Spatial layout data
━━━

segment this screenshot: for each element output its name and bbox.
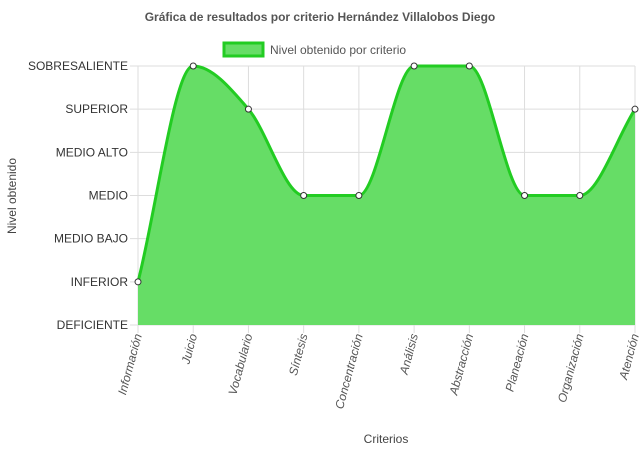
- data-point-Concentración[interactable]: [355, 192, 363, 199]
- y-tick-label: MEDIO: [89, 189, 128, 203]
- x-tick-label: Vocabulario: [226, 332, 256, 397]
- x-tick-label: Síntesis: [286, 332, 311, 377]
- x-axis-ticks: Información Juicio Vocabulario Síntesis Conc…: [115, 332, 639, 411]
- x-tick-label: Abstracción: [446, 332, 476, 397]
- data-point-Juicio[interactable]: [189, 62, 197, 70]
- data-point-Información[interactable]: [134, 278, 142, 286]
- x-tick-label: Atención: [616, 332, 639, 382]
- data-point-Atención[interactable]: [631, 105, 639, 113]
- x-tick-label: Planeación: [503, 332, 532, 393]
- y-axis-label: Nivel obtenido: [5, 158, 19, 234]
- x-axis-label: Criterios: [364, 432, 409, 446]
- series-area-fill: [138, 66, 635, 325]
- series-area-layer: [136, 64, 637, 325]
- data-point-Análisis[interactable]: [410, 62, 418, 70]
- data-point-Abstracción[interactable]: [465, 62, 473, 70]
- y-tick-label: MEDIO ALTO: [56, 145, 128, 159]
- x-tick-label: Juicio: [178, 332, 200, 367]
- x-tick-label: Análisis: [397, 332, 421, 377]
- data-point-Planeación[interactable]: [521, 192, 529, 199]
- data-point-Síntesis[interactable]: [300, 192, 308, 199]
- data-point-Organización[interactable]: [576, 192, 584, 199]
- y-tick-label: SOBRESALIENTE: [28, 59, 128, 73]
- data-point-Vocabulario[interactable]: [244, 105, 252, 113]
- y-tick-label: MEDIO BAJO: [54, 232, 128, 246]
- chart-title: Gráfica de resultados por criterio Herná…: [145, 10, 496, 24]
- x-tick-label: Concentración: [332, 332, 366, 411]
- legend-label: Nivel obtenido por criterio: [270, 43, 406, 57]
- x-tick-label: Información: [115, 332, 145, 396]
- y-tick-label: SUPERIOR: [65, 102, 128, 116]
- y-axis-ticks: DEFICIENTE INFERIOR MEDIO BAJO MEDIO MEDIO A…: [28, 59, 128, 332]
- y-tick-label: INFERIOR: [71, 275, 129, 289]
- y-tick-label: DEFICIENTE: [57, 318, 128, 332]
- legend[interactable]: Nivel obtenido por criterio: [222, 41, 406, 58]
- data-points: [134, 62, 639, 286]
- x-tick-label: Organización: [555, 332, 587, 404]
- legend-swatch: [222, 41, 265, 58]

━━━

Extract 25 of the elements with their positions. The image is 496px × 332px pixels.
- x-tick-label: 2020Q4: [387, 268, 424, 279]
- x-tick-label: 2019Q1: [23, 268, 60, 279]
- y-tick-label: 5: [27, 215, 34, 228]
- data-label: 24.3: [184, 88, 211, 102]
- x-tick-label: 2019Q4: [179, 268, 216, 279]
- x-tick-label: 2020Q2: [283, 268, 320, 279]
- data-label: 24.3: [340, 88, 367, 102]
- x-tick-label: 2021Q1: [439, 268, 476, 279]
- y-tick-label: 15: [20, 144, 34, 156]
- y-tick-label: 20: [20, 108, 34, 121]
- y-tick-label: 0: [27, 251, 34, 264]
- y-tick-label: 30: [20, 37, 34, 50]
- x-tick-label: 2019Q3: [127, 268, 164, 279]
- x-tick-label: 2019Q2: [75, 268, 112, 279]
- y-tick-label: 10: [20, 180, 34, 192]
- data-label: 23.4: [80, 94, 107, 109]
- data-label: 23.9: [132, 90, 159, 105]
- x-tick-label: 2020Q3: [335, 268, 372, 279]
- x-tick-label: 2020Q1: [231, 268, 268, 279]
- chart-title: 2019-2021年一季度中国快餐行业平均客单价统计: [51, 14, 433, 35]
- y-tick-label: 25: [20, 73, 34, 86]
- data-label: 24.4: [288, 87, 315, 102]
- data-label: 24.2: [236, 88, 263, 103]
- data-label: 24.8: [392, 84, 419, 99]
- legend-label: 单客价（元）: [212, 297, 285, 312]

━━━

Your instructions: Rewrite the section of the data that opens with the line containing "- data-point-Concentración[interactable]: [355, 192, 363, 199]" and closes with the line containing "- data-point-Vocabulario[interactable]: [244, 105, 252, 113]", swapping "interactable" for "clickable" and leaving everything else unchanged.

Solution for this problem:
- data-point-Concentración[clickable]: [355, 192, 363, 199]
- y-tick-label: MEDIO: [89, 189, 128, 203]
- x-tick-label: Vocabulario: [226, 332, 256, 397]
- x-tick-label: Síntesis: [286, 332, 311, 377]
- x-axis-ticks: Información Juicio Vocabulario Síntesis Conc…: [115, 332, 639, 411]
- x-tick-label: Abstracción: [446, 332, 476, 397]
- data-point-Juicio[clickable]: [189, 62, 197, 70]
- data-point-Información[clickable]: [134, 278, 142, 286]
- x-tick-label: Atención: [616, 332, 639, 382]
- data-point-Atención[clickable]: [631, 105, 639, 113]
- x-tick-label: Planeación: [503, 332, 532, 393]
- y-axis-label: Nivel obtenido: [5, 158, 19, 234]
- x-axis-label: Criterios: [364, 432, 409, 446]
- series-area-fill: [138, 66, 635, 325]
- series-area-layer: [136, 64, 637, 325]
- data-point-Análisis[clickable]: [410, 62, 418, 70]
- data-point-Abstracción[clickable]: [465, 62, 473, 70]
- y-tick-label: MEDIO ALTO: [56, 145, 128, 159]
- x-tick-label: Juicio: [178, 332, 200, 367]
- x-tick-label: Análisis: [397, 332, 421, 377]
- data-point-Planeación[clickable]: [521, 192, 529, 199]
- data-point-Síntesis[clickable]: [300, 192, 308, 199]
- data-point-Organización[clickable]: [576, 192, 584, 199]
- y-tick-label: SOBRESALIENTE: [28, 59, 128, 73]
- data-point-Vocabulario[clickable]: [244, 105, 252, 113]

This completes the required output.